> **THE EXERCISE**:
Your task is to retype each line of the data below exactly.

____

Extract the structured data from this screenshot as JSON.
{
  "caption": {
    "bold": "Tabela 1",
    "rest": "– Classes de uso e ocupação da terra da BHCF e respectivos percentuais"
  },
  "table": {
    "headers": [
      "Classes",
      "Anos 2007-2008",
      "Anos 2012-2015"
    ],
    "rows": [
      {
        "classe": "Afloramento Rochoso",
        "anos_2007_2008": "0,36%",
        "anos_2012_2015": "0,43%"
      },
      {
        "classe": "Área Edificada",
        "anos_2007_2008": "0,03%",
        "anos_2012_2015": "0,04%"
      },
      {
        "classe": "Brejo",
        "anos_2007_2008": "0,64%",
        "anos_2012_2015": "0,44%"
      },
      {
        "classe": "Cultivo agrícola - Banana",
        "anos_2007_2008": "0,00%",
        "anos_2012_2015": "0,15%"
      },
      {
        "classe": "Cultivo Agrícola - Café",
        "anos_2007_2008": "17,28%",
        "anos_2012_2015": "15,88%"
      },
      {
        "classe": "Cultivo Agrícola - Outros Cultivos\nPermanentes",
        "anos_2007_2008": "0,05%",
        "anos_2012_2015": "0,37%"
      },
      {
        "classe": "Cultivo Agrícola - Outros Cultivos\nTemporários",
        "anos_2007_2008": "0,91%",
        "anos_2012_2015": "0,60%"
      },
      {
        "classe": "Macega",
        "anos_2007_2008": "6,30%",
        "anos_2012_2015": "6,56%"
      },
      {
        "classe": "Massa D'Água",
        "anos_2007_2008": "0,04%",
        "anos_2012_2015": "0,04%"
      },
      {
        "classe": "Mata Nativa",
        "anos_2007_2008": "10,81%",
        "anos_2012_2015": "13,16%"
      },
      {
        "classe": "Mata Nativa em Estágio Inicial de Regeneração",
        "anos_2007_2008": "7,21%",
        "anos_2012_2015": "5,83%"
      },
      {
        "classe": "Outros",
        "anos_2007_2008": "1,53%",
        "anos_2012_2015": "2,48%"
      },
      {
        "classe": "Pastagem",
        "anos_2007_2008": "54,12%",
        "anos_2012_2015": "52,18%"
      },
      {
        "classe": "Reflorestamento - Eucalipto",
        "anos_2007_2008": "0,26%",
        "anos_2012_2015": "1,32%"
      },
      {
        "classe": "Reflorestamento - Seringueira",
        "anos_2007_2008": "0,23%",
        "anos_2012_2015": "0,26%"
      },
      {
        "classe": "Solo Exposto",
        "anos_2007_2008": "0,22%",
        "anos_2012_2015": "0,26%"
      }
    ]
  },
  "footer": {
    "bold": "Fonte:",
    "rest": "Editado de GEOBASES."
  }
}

____

> **OUTPUT**:
Extract the structured data from this screenshot as JSON.
{
  "caption": {
    "bold": "Tabela 1",
    "rest": "– Classes de uso e ocupação da terra da BHCF e respectivos percentuais"
  },
  "table": {
    "headers": [
      "Classes",
      "Anos 2007-2008",
      "Anos 2012-2015"
    ],
    "rows": [
      {
        "classe": "Afloramento Rochoso",
        "anos_2007_2008": "0,36%",
        "anos_2012_2015": "0,43%"
      },
      {
        "classe": "Área Edificada",
        "anos_2007_2008": "0,03%",
        "anos_2012_2015": "0,04%"
      },
      {
        "classe": "Brejo",
        "anos_2007_2008": "0,64%",
        "anos_2012_2015": "0,44%"
      },
      {
        "classe": "Cultivo agrícola - Banana",
        "anos_2007_2008": "0,00%",
        "anos_2012_2015": "0,15%"
      },
      {
        "classe": "Cultivo Agrícola - Café",
        "anos_2007_2008": "17,28%",
        "anos_2012_2015": "15,88%"
      },
      {
        "classe": "Cultivo Agrícola - Outros Cultivos\nPermanentes",
        "anos_2007_2008": "0,05%",
        "anos_2012_2015": "0,37%"
      },
      {
        "classe": "Cultivo Agrícola - Outros Cultivos\nTemporários",
        "anos_2007_2008": "0,91%",
        "anos_2012_2015": "0,60%"
      },
      {
        "classe": "Macega",
        "anos_2007_2008": "6,30%",
        "anos_2012_2015": "6,56%"
      },
      {
        "classe": "Massa D'Água",
        "anos_2007_2008": "0,04%",
        "anos_2012_2015": "0,04%"
      },
      {
        "classe": "Mata Nativa",
        "anos_2007_2008": "10,81%",
        "anos_2012_2015": "13,16%"
      },
      {
        "classe": "Mata Nativa em Estágio Inicial de Regeneração",
        "anos_2007_2008": "7,21%",
        "anos_2012_2015": "5,83%"
      },
      {
        "classe": "Outros",
        "anos_2007_2008": "1,53%",
        "anos_2012_2015": "2,48%"
      },
      {
        "classe": "Pastagem",
        "anos_2007_2008": "54,12%",
        "anos_2012_2015": "52,18%"
      },
      {
        "classe": "Reflorestamento - Eucalipto",
        "anos_2007_2008": "0,26%",
        "anos_2012_2015": "1,32%"
      },
      {
        "classe": "Reflorestamento - Seringueira",
        "anos_2007_2008": "0,23%",
        "anos_2012_2015": "0,26%"
      },
      {
        "classe": "Solo Exposto",
        "anos_2007_2008": "0,22%",
        "anos_2012_2015": "0,26%"
      }
    ]
  },
  "footer": {
    "bold": "Fonte:",
    "rest": "Editado de GEOBASES."
  }
}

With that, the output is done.